TASK REQUIREMENTS:
Below is a block of records; return all of them exactly, but without the images.

## Start TASK DATA

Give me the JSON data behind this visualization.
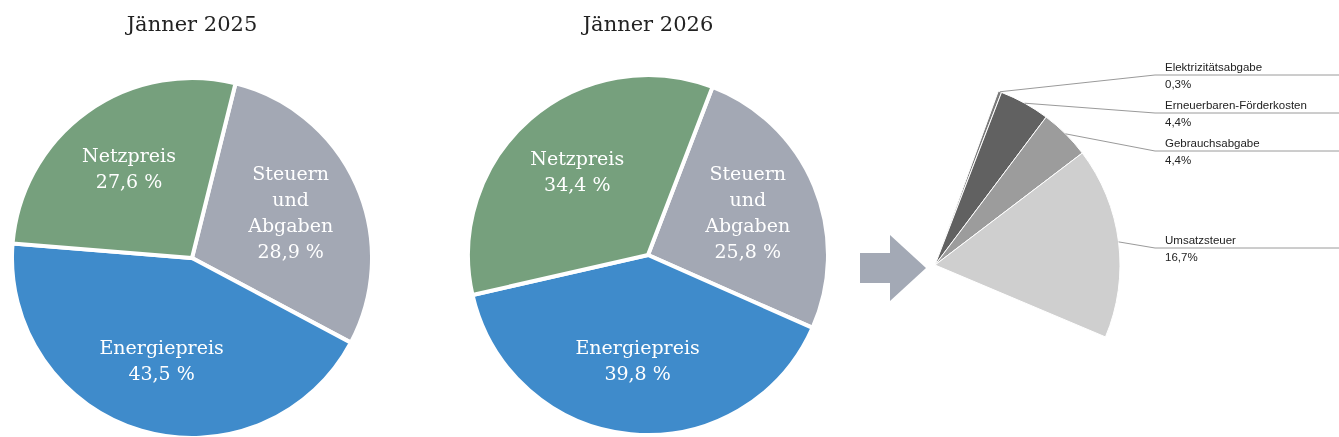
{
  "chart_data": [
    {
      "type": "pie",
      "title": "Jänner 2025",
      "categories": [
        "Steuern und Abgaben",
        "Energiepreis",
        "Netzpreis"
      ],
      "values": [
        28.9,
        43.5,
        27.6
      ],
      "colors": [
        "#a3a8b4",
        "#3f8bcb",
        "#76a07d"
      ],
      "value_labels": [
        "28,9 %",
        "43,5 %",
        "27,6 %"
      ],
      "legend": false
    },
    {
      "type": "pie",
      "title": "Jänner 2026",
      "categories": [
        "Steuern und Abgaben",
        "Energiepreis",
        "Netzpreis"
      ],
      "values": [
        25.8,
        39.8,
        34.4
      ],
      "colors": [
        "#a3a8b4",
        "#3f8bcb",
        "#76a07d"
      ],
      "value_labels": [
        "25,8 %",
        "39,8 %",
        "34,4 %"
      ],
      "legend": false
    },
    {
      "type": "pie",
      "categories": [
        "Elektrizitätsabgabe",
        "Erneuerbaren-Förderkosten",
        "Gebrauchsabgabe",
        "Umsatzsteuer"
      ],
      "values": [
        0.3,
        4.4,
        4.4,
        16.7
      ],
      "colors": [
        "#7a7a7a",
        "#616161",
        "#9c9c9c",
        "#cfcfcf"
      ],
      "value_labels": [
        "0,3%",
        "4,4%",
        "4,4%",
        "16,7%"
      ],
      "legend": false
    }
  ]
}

## End TASK DATA

FINISHED ANSWER:
Give me the JSON data behind this visualization.
{
  "chart_data": [
    {
      "type": "pie",
      "title": "Jänner 2025",
      "categories": [
        "Steuern und Abgaben",
        "Energiepreis",
        "Netzpreis"
      ],
      "values": [
        28.9,
        43.5,
        27.6
      ],
      "colors": [
        "#a3a8b4",
        "#3f8bcb",
        "#76a07d"
      ],
      "value_labels": [
        "28,9 %",
        "43,5 %",
        "27,6 %"
      ],
      "legend": false
    },
    {
      "type": "pie",
      "title": "Jänner 2026",
      "categories": [
        "Steuern und Abgaben",
        "Energiepreis",
        "Netzpreis"
      ],
      "values": [
        25.8,
        39.8,
        34.4
      ],
      "colors": [
        "#a3a8b4",
        "#3f8bcb",
        "#76a07d"
      ],
      "value_labels": [
        "25,8 %",
        "39,8 %",
        "34,4 %"
      ],
      "legend": false
    },
    {
      "type": "pie",
      "categories": [
        "Elektrizitätsabgabe",
        "Erneuerbaren-Förderkosten",
        "Gebrauchsabgabe",
        "Umsatzsteuer"
      ],
      "values": [
        0.3,
        4.4,
        4.4,
        16.7
      ],
      "colors": [
        "#7a7a7a",
        "#616161",
        "#9c9c9c",
        "#cfcfcf"
      ],
      "value_labels": [
        "0,3%",
        "4,4%",
        "4,4%",
        "16,7%"
      ],
      "legend": false
    }
  ]
}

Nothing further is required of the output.